═══ PROVIDED RECORDS

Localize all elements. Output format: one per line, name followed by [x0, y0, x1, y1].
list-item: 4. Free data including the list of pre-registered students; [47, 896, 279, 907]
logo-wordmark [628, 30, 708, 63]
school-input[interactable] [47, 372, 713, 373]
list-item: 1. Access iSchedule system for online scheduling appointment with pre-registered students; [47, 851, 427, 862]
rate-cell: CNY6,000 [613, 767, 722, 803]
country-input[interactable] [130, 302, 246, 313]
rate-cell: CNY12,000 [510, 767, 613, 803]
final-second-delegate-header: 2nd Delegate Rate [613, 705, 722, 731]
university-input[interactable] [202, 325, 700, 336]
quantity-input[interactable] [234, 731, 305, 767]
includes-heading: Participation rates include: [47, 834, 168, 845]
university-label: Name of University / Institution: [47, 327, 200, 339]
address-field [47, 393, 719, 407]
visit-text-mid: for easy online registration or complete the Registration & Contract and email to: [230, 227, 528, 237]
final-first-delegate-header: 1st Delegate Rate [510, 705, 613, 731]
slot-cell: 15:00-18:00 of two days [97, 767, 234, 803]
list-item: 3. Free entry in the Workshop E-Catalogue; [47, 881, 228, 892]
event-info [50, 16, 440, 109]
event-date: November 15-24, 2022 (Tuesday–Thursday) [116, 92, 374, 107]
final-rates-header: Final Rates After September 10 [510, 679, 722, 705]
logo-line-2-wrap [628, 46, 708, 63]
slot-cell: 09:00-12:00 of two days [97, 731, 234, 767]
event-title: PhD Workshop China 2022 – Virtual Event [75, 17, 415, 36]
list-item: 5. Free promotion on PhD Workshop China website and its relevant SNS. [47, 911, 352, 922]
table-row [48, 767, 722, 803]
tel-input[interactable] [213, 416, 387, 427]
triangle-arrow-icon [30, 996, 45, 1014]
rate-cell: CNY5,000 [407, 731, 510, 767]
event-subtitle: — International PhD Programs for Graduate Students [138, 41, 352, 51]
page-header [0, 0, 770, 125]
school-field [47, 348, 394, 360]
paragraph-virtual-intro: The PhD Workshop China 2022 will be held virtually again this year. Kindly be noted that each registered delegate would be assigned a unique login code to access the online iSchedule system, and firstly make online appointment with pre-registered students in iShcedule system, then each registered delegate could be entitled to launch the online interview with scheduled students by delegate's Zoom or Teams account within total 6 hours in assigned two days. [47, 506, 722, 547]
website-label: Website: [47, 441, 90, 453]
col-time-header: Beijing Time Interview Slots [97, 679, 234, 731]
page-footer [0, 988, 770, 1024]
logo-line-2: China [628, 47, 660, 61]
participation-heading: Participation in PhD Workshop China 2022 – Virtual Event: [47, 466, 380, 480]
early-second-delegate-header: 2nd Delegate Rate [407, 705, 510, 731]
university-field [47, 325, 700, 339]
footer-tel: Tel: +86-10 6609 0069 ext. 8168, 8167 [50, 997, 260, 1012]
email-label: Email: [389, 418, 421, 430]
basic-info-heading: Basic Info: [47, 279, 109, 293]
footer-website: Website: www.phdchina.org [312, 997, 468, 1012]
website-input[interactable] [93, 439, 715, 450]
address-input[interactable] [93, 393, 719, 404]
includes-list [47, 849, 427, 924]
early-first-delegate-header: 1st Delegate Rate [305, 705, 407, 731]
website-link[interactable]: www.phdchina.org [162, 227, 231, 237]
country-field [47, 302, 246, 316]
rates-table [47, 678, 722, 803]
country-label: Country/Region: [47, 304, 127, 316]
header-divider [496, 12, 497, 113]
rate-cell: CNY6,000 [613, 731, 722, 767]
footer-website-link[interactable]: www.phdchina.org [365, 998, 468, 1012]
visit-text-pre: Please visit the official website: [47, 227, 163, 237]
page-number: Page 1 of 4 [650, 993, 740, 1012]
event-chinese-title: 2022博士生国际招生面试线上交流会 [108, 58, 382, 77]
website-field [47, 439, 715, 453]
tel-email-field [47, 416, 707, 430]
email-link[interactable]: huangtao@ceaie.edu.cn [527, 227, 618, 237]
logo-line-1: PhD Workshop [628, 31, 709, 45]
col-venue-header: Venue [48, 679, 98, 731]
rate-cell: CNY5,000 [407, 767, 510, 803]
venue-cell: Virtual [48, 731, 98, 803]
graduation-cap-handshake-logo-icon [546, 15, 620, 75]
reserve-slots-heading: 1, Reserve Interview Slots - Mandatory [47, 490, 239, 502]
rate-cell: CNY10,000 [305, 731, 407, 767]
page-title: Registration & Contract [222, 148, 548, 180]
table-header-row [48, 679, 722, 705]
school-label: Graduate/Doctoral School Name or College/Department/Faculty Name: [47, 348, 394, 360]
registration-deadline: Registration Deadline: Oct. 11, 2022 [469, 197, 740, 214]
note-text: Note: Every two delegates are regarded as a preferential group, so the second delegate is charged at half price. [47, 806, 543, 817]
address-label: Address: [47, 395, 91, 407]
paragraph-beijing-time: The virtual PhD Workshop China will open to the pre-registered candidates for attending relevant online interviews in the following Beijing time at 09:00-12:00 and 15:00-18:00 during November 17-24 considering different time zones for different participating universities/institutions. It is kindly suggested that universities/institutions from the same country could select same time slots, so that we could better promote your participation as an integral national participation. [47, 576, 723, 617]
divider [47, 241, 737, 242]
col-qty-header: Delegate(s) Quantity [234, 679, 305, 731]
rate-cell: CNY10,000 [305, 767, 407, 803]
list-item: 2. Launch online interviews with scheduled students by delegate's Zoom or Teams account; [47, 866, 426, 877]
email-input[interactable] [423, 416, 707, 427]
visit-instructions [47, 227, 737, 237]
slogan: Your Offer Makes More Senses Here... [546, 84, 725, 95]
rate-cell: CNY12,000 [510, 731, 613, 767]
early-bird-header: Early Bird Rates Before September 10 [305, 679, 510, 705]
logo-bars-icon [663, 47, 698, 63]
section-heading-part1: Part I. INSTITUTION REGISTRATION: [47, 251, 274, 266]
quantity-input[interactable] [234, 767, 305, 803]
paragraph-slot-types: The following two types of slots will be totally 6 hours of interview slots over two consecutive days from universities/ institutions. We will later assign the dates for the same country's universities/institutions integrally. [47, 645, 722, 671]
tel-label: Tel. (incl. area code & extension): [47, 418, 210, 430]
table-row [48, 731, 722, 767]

══════

## YOUR INSTRUCTIONS
Reproduce every line of the material above verbatim, with nothing added, dropped, or reordered.

## OUTPUT OF THE TASK
Localize all elements. Output format: one per line, name followed by [x0, y0, x1, y1].
list-item: 4. Free data including the list of pre-registered students; [47, 896, 279, 907]
logo-wordmark [628, 30, 708, 63]
school-input[interactable] [47, 372, 713, 373]
list-item: 1. Access iSchedule system for online scheduling appointment with pre-registered students; [47, 851, 427, 862]
rate-cell: CNY6,000 [613, 767, 722, 803]
country-input[interactable] [130, 302, 246, 313]
rate-cell: CNY12,000 [510, 767, 613, 803]
final-second-delegate-header: 2nd Delegate Rate [613, 705, 722, 731]
university-input[interactable] [202, 325, 700, 336]
quantity-input[interactable] [234, 731, 305, 767]
includes-heading: Participation rates include: [47, 834, 168, 845]
university-label: Name of University / Institution: [47, 327, 200, 339]
address-field [47, 393, 719, 407]
visit-text-mid: for easy online registration or complete the Registration & Contract and email to: [230, 227, 528, 237]
final-first-delegate-header: 1st Delegate Rate [510, 705, 613, 731]
slot-cell: 15:00-18:00 of two days [97, 767, 234, 803]
list-item: 3. Free entry in the Workshop E-Catalogue; [47, 881, 228, 892]
event-info [50, 16, 440, 109]
event-date: November 15-24, 2022 (Tuesday–Thursday) [116, 92, 374, 107]
final-rates-header: Final Rates After September 10 [510, 679, 722, 705]
logo-line-2-wrap [628, 46, 708, 63]
slot-cell: 09:00-12:00 of two days [97, 731, 234, 767]
event-title: PhD Workshop China 2022 – Virtual Event [75, 17, 415, 36]
list-item: 5. Free promotion on PhD Workshop China website and its relevant SNS. [47, 911, 352, 922]
table-row [48, 767, 722, 803]
tel-input[interactable] [213, 416, 387, 427]
triangle-arrow-icon [30, 996, 45, 1014]
rate-cell: CNY5,000 [407, 731, 510, 767]
event-subtitle: — International PhD Programs for Graduate Students [138, 41, 352, 51]
page-header [0, 0, 770, 125]
school-field [47, 348, 394, 360]
paragraph-virtual-intro: The PhD Workshop China 2022 will be held virtually again this year. Kindly be noted that each registered delegate would be assigned a unique login code to access the online iSchedule system, and firstly make online appointment with pre-registered students in iShcedule system, then each registered delegate could be entitled to launch the online interview with scheduled students by delegate's Zoom or Teams account within total 6 hours in assigned two days. [47, 506, 722, 547]
website-label: Website: [47, 441, 90, 453]
col-time-header: Beijing Time Interview Slots [97, 679, 234, 731]
page-footer [0, 988, 770, 1024]
logo-line-2: China [628, 47, 660, 61]
participation-heading: Participation in PhD Workshop China 2022 – Virtual Event: [47, 466, 380, 480]
early-second-delegate-header: 2nd Delegate Rate [407, 705, 510, 731]
university-field [47, 325, 700, 339]
footer-tel: Tel: +86-10 6609 0069 ext. 8168, 8167 [50, 997, 260, 1012]
email-label: Email: [389, 418, 421, 430]
basic-info-heading: Basic Info: [47, 279, 109, 293]
footer-website: Website: www.phdchina.org [312, 997, 468, 1012]
website-input[interactable] [93, 439, 715, 450]
address-input[interactable] [93, 393, 719, 404]
includes-list [47, 849, 427, 924]
early-first-delegate-header: 1st Delegate Rate [305, 705, 407, 731]
website-link[interactable]: www.phdchina.org [162, 227, 231, 237]
country-field [47, 302, 246, 316]
rates-table [47, 678, 722, 803]
country-label: Country/Region: [47, 304, 127, 316]
header-divider [496, 12, 497, 113]
rate-cell: CNY6,000 [613, 731, 722, 767]
footer-website-link[interactable]: www.phdchina.org [365, 998, 468, 1012]
visit-text-pre: Please visit the official website: [47, 227, 163, 237]
page-number: Page 1 of 4 [650, 993, 740, 1012]
event-chinese-title: 2022博士生国际招生面试线上交流会 [108, 58, 382, 77]
website-field [47, 439, 715, 453]
tel-email-field [47, 416, 707, 430]
email-link[interactable]: huangtao@ceaie.edu.cn [527, 227, 618, 237]
logo-line-1: PhD Workshop [628, 31, 709, 45]
col-venue-header: Venue [48, 679, 98, 731]
rate-cell: CNY5,000 [407, 767, 510, 803]
venue-cell: Virtual [48, 731, 98, 803]
graduation-cap-handshake-logo-icon [546, 15, 620, 75]
reserve-slots-heading: 1, Reserve Interview Slots - Mandatory [47, 490, 239, 502]
rate-cell: CNY10,000 [305, 731, 407, 767]
page-title: Registration & Contract [222, 148, 548, 180]
table-header-row [48, 679, 722, 705]
school-label: Graduate/Doctoral School Name or College/Department/Faculty Name: [47, 348, 394, 360]
registration-deadline: Registration Deadline: Oct. 11, 2022 [469, 197, 740, 214]
note-text: Note: Every two delegates are regarded as a preferential group, so the second delegate is charged at half price. [47, 806, 543, 817]
address-label: Address: [47, 395, 91, 407]
paragraph-beijing-time: The virtual PhD Workshop China will open to the pre-registered candidates for attending relevant online interviews in the following Beijing time at 09:00-12:00 and 15:00-18:00 during November 17-24 considering different time zones for different participating universities/institutions. It is kindly suggested that universities/institutions from the same country could select same time slots, so that we could better promote your participation as an integral national participation. [47, 576, 723, 617]
divider [47, 241, 737, 242]
col-qty-header: Delegate(s) Quantity [234, 679, 305, 731]
rate-cell: CNY10,000 [305, 767, 407, 803]
list-item: 2. Launch online interviews with scheduled students by delegate's Zoom or Teams account; [47, 866, 426, 877]
email-input[interactable] [423, 416, 707, 427]
visit-instructions [47, 227, 737, 237]
slogan: Your Offer Makes More Senses Here... [546, 84, 725, 95]
rate-cell: CNY12,000 [510, 731, 613, 767]
early-bird-header: Early Bird Rates Before September 10 [305, 679, 510, 705]
logo-bars-icon [663, 47, 698, 63]
section-heading-part1: Part I. INSTITUTION REGISTRATION: [47, 251, 274, 266]
quantity-input[interactable] [234, 767, 305, 803]
paragraph-slot-types: The following two types of slots will be totally 6 hours of interview slots over two consecutive days from universities/ institutions. We will later assign the dates for the same country's universities/institutions integrally. [47, 645, 722, 671]
tel-label: Tel. (incl. area code & extension): [47, 418, 210, 430]
table-row [48, 731, 722, 767]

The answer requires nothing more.